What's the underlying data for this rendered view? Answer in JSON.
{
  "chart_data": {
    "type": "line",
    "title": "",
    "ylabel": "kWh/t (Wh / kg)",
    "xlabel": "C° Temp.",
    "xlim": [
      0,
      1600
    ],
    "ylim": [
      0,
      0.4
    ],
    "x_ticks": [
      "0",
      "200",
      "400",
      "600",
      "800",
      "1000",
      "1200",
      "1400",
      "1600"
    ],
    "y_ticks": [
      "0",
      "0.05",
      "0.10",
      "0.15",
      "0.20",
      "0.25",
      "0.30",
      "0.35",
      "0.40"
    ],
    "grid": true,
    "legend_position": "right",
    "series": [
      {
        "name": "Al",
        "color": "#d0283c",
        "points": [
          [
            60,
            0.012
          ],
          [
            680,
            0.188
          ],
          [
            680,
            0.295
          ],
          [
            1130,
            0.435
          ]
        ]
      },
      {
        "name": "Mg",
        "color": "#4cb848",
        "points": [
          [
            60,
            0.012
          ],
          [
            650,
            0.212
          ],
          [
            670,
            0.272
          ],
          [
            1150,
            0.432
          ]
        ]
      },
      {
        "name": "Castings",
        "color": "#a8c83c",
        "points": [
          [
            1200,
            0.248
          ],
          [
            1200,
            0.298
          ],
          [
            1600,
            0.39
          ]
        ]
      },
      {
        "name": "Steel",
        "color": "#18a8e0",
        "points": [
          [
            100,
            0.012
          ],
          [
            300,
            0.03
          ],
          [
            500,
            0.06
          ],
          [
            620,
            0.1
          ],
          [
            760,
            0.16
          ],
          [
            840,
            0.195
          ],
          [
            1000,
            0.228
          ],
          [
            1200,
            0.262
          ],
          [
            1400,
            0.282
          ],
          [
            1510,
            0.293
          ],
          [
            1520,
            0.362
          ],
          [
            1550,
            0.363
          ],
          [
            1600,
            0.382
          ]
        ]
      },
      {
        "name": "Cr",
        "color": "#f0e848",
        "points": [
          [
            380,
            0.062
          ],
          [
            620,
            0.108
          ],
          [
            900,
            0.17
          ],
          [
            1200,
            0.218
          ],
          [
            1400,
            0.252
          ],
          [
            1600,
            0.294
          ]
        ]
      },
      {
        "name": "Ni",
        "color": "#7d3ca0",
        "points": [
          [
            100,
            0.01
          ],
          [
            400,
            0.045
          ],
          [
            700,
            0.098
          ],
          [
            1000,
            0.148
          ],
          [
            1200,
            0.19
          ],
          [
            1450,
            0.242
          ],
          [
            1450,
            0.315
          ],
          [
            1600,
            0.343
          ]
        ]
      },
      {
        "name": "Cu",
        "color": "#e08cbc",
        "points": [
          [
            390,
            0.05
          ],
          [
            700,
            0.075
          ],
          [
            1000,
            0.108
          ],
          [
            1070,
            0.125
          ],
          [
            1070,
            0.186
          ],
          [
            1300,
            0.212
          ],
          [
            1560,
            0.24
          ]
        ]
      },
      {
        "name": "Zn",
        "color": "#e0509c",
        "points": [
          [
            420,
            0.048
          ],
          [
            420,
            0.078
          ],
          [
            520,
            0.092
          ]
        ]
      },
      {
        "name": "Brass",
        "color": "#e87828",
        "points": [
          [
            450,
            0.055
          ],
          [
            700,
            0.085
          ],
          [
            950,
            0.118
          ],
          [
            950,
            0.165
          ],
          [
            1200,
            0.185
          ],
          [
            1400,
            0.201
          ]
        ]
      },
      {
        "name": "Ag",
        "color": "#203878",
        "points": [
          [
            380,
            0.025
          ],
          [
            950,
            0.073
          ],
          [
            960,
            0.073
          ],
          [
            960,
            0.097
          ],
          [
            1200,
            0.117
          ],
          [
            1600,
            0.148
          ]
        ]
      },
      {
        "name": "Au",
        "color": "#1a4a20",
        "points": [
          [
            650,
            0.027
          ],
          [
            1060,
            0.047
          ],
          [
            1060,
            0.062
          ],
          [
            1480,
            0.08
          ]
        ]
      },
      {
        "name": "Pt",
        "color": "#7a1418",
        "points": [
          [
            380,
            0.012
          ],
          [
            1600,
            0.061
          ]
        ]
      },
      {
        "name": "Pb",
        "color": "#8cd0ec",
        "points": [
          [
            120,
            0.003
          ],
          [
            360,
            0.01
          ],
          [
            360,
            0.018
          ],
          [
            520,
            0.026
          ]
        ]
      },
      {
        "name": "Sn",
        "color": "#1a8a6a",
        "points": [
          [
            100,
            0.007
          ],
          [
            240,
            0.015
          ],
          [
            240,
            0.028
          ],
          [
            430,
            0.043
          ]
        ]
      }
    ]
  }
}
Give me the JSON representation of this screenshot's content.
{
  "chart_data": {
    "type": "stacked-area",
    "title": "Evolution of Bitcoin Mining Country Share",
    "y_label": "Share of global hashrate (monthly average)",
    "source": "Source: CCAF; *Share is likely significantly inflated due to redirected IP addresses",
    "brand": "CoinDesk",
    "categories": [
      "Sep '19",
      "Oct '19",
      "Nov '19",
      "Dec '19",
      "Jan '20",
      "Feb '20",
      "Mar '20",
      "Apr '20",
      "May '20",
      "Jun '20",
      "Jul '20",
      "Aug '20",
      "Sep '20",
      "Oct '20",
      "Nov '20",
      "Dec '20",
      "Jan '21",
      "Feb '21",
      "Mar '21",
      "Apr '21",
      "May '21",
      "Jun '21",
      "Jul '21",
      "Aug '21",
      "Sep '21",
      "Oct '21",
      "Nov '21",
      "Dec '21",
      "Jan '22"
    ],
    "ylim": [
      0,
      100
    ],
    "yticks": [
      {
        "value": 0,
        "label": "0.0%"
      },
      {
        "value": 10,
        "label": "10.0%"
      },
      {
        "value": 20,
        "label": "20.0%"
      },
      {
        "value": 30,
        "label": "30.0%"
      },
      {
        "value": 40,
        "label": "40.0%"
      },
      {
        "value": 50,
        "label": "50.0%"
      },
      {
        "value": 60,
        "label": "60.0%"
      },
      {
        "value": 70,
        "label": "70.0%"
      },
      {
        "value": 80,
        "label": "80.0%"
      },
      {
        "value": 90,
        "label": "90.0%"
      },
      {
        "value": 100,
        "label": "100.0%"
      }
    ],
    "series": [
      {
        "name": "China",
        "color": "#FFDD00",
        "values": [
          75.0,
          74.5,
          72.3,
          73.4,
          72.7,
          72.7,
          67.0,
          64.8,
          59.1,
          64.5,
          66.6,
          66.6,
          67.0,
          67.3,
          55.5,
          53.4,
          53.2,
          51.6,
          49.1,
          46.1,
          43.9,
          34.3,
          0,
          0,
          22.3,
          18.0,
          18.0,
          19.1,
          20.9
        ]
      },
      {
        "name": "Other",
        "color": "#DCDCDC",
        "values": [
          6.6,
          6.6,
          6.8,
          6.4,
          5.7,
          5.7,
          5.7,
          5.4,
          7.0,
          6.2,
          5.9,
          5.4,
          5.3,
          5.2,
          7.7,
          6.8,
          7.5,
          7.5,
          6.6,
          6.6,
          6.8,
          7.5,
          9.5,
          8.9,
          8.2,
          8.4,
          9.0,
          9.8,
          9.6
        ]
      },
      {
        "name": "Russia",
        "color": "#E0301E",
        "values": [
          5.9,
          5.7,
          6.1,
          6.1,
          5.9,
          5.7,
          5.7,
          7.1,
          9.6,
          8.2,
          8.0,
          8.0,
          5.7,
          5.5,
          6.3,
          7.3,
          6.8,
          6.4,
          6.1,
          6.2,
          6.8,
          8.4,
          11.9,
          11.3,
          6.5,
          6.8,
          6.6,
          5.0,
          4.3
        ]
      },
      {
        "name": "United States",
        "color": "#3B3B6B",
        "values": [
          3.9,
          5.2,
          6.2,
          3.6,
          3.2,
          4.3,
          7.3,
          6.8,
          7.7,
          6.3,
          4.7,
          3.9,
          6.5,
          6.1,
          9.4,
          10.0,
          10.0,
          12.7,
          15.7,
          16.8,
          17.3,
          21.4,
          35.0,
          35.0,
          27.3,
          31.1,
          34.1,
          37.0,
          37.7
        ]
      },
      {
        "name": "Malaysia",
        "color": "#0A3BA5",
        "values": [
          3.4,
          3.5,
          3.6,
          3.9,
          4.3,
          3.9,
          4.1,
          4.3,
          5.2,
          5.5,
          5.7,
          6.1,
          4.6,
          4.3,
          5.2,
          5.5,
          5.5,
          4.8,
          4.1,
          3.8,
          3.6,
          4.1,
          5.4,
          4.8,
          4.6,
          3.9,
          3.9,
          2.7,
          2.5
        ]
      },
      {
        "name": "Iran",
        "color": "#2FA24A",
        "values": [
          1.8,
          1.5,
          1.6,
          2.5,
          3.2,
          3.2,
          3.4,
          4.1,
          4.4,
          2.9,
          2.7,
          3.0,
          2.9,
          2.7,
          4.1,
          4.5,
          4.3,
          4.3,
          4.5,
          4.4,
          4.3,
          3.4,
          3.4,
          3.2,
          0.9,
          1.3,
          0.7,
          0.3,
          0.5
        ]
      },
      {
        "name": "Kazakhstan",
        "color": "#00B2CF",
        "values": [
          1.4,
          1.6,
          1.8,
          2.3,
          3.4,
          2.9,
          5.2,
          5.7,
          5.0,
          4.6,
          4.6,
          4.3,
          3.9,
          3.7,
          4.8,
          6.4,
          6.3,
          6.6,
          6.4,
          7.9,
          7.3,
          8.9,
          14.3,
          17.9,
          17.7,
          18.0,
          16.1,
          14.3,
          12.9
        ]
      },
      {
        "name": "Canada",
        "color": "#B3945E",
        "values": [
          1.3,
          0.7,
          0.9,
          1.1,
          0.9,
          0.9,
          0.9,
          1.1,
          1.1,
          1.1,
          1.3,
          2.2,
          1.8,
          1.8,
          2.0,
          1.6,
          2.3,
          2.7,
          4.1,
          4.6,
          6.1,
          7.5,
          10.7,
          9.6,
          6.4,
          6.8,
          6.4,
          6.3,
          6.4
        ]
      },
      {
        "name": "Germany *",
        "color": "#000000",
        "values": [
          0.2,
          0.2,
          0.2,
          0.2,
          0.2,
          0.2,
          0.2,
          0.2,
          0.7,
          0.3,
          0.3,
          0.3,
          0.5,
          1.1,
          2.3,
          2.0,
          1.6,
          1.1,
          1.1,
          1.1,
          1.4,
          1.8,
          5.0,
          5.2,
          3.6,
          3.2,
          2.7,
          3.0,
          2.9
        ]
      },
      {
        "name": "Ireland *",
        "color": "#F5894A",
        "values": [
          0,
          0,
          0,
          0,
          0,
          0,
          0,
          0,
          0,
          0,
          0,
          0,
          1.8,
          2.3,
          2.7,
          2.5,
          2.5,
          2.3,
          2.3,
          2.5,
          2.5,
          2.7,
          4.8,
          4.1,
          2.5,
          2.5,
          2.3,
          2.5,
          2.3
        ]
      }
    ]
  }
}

REQUEST
Extract lines where the string "this" occurs.

ANSWER TO THE EXERCISE
What's the underlying data for this rendered view? Answer in JSON.
Give me the JSON representation of this screenshot's content.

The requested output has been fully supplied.